§ **Your objective**
Reproduce all of the data exactly.
begin Dataset rows
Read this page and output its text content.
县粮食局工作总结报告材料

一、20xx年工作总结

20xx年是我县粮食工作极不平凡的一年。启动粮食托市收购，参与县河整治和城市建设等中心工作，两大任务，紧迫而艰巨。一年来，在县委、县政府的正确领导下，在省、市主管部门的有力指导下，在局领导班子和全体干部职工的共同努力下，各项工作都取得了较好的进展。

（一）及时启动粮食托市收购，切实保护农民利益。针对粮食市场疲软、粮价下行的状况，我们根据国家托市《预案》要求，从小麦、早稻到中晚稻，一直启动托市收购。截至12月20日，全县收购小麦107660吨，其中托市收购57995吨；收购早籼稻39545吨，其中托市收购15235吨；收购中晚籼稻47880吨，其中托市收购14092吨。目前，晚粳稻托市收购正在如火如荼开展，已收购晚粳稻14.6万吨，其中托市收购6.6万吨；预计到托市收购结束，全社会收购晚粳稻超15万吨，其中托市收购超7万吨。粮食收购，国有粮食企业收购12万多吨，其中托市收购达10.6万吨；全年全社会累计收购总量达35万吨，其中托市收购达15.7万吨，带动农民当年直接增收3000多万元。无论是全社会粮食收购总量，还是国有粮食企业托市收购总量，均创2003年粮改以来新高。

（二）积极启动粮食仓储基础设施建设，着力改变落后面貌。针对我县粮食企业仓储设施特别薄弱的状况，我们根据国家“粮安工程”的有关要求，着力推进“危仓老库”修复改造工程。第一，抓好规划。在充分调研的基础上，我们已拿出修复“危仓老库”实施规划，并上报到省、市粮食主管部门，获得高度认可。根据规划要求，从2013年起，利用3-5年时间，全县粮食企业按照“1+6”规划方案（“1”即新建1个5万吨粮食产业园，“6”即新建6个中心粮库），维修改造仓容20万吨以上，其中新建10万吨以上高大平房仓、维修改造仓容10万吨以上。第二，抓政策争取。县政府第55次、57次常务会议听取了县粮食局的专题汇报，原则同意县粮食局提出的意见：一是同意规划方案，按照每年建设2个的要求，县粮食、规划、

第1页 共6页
end Dataset rows
§ **Task result**
Read this page and output its text content.
县粮食局工作总结报告材料

一、20xx年工作总结

20xx年是我县粮食工作极不平凡的一年。启动粮食托市收购，参与县河整治和城市建设等中心工作，两大任务，紧迫而艰巨。一年来，在县委、县政府的正确领导下，在省、市主管部门的有力指导下，在局领导班子和全体干部职工的共同努力下，各项工作都取得了较好的进展。

（一）及时启动粮食托市收购，切实保护农民利益。针对粮食市场疲软、粮价下行的状况，我们根据国家托市《预案》要求，从小麦、早稻到中晚稻，一直启动托市收购。截至12月20日，全县收购小麦107660吨，其中托市收购57995吨；收购早籼稻39545吨，其中托市收购15235吨；收购中晚籼稻47880吨，其中托市收购14092吨。目前，晚粳稻托市收购正在如火如荼开展，已收购晚粳稻14.6万吨，其中托市收购6.6万吨；预计到托市收购结束，全社会收购晚粳稻超15万吨，其中托市收购超7万吨。粮食收购，国有粮食企业收购12万多吨，其中托市收购达10.6万吨；全年全社会累计收购总量达35万吨，其中托市收购达15.7万吨，带动农民当年直接增收3000多万元。无论是全社会粮食收购总量，还是国有粮食企业托市收购总量，均创2003年粮改以来新高。

（二）积极启动粮食仓储基础设施建设，着力改变落后面貌。针对我县粮食企业仓储设施特别薄弱的状况，我们根据国家“粮安工程”的有关要求，着力推进“危仓老库”修复改造工程。第一，抓好规划。在充分调研的基础上，我们已拿出修复“危仓老库”实施规划，并上报到省、市粮食主管部门，获得高度认可。根据规划要求，从2013年起，利用3-5年时间，全县粮食企业按照“1+6”规划方案（“1”即新建1个5万吨粮食产业园，“6”即新建6个中心粮库），维修改造仓容20万吨以上，其中新建10万吨以上高大平房仓、维修改造仓容10万吨以上。第二，抓政策争取。县政府第55次、57次常务会议听取了县粮食局的专题汇报，原则同意县粮食局提出的意见：一是同意规划方案，按照每年建设2个的要求，县粮食、规划、

第1页 共6页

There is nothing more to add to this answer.